### INSTRUCTION
Write out each record again exactly as it stands.

- - - -

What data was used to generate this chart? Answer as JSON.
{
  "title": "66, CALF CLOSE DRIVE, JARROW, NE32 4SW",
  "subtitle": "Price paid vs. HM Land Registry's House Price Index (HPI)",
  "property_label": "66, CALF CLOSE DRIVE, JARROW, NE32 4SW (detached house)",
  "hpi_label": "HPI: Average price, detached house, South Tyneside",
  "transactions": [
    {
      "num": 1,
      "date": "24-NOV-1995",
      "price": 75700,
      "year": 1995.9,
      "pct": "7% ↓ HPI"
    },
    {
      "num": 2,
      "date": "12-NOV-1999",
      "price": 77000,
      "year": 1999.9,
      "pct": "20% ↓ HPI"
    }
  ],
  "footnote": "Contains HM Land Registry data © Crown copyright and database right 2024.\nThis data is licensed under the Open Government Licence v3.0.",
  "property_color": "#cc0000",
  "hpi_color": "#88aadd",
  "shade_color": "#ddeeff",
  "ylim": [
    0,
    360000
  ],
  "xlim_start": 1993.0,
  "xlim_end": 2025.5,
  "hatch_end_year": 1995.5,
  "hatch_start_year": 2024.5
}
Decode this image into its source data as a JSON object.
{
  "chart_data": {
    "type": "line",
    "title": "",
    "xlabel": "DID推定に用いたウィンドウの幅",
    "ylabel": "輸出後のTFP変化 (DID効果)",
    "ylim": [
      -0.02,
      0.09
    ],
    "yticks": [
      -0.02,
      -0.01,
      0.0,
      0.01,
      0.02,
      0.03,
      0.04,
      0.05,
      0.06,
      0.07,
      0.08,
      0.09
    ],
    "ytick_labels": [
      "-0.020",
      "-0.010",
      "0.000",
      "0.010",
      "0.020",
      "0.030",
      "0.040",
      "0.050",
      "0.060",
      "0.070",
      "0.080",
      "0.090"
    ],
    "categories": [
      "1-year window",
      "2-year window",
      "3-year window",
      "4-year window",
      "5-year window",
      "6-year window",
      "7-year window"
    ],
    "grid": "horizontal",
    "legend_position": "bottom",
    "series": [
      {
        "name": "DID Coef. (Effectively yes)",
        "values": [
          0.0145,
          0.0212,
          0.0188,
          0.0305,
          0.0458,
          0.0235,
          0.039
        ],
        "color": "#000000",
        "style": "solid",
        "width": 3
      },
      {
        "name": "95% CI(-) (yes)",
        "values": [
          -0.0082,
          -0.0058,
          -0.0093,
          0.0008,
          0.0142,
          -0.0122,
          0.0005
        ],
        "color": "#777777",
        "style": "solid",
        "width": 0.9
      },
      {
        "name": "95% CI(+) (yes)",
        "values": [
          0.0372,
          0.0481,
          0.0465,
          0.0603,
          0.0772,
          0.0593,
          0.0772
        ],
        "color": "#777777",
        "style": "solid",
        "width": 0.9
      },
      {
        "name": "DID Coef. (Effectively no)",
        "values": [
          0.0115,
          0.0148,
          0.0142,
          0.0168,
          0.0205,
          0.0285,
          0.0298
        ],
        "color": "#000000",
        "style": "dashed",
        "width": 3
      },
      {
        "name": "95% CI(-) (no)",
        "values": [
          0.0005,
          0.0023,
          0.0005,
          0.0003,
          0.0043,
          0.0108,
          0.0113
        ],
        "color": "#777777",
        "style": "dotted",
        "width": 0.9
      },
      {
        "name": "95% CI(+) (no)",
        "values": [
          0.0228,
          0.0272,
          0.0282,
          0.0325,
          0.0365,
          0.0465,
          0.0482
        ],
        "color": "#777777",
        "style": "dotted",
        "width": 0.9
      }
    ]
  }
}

- - - -

### THE ANSWER
What data was used to generate this chart? Answer as JSON.
{
  "title": "66, CALF CLOSE DRIVE, JARROW, NE32 4SW",
  "subtitle": "Price paid vs. HM Land Registry's House Price Index (HPI)",
  "property_label": "66, CALF CLOSE DRIVE, JARROW, NE32 4SW (detached house)",
  "hpi_label": "HPI: Average price, detached house, South Tyneside",
  "transactions": [
    {
      "num": 1,
      "date": "24-NOV-1995",
      "price": 75700,
      "year": 1995.9,
      "pct": "7% ↓ HPI"
    },
    {
      "num": 2,
      "date": "12-NOV-1999",
      "price": 77000,
      "year": 1999.9,
      "pct": "20% ↓ HPI"
    }
  ],
  "footnote": "Contains HM Land Registry data © Crown copyright and database right 2024.\nThis data is licensed under the Open Government Licence v3.0.",
  "property_color": "#cc0000",
  "hpi_color": "#88aadd",
  "shade_color": "#ddeeff",
  "ylim": [
    0,
    360000
  ],
  "xlim_start": 1993.0,
  "xlim_end": 2025.5,
  "hatch_end_year": 1995.5,
  "hatch_start_year": 2024.5
}
Decode this image into its source data as a JSON object.
{
  "chart_data": {
    "type": "line",
    "title": "",
    "xlabel": "DID推定に用いたウィンドウの幅",
    "ylabel": "輸出後のTFP変化 (DID効果)",
    "ylim": [
      -0.02,
      0.09
    ],
    "yticks": [
      -0.02,
      -0.01,
      0.0,
      0.01,
      0.02,
      0.03,
      0.04,
      0.05,
      0.06,
      0.07,
      0.08,
      0.09
    ],
    "ytick_labels": [
      "-0.020",
      "-0.010",
      "0.000",
      "0.010",
      "0.020",
      "0.030",
      "0.040",
      "0.050",
      "0.060",
      "0.070",
      "0.080",
      "0.090"
    ],
    "categories": [
      "1-year window",
      "2-year window",
      "3-year window",
      "4-year window",
      "5-year window",
      "6-year window",
      "7-year window"
    ],
    "grid": "horizontal",
    "legend_position": "bottom",
    "series": [
      {
        "name": "DID Coef. (Effectively yes)",
        "values": [
          0.0145,
          0.0212,
          0.0188,
          0.0305,
          0.0458,
          0.0235,
          0.039
        ],
        "color": "#000000",
        "style": "solid",
        "width": 3
      },
      {
        "name": "95% CI(-) (yes)",
        "values": [
          -0.0082,
          -0.0058,
          -0.0093,
          0.0008,
          0.0142,
          -0.0122,
          0.0005
        ],
        "color": "#777777",
        "style": "solid",
        "width": 0.9
      },
      {
        "name": "95% CI(+) (yes)",
        "values": [
          0.0372,
          0.0481,
          0.0465,
          0.0603,
          0.0772,
          0.0593,
          0.0772
        ],
        "color": "#777777",
        "style": "solid",
        "width": 0.9
      },
      {
        "name": "DID Coef. (Effectively no)",
        "values": [
          0.0115,
          0.0148,
          0.0142,
          0.0168,
          0.0205,
          0.0285,
          0.0298
        ],
        "color": "#000000",
        "style": "dashed",
        "width": 3
      },
      {
        "name": "95% CI(-) (no)",
        "values": [
          0.0005,
          0.0023,
          0.0005,
          0.0003,
          0.0043,
          0.0108,
          0.0113
        ],
        "color": "#777777",
        "style": "dotted",
        "width": 0.9
      },
      {
        "name": "95% CI(+) (no)",
        "values": [
          0.0228,
          0.0272,
          0.0282,
          0.0325,
          0.0365,
          0.0465,
          0.0482
        ],
        "color": "#777777",
        "style": "dotted",
        "width": 0.9
      }
    ]
  }
}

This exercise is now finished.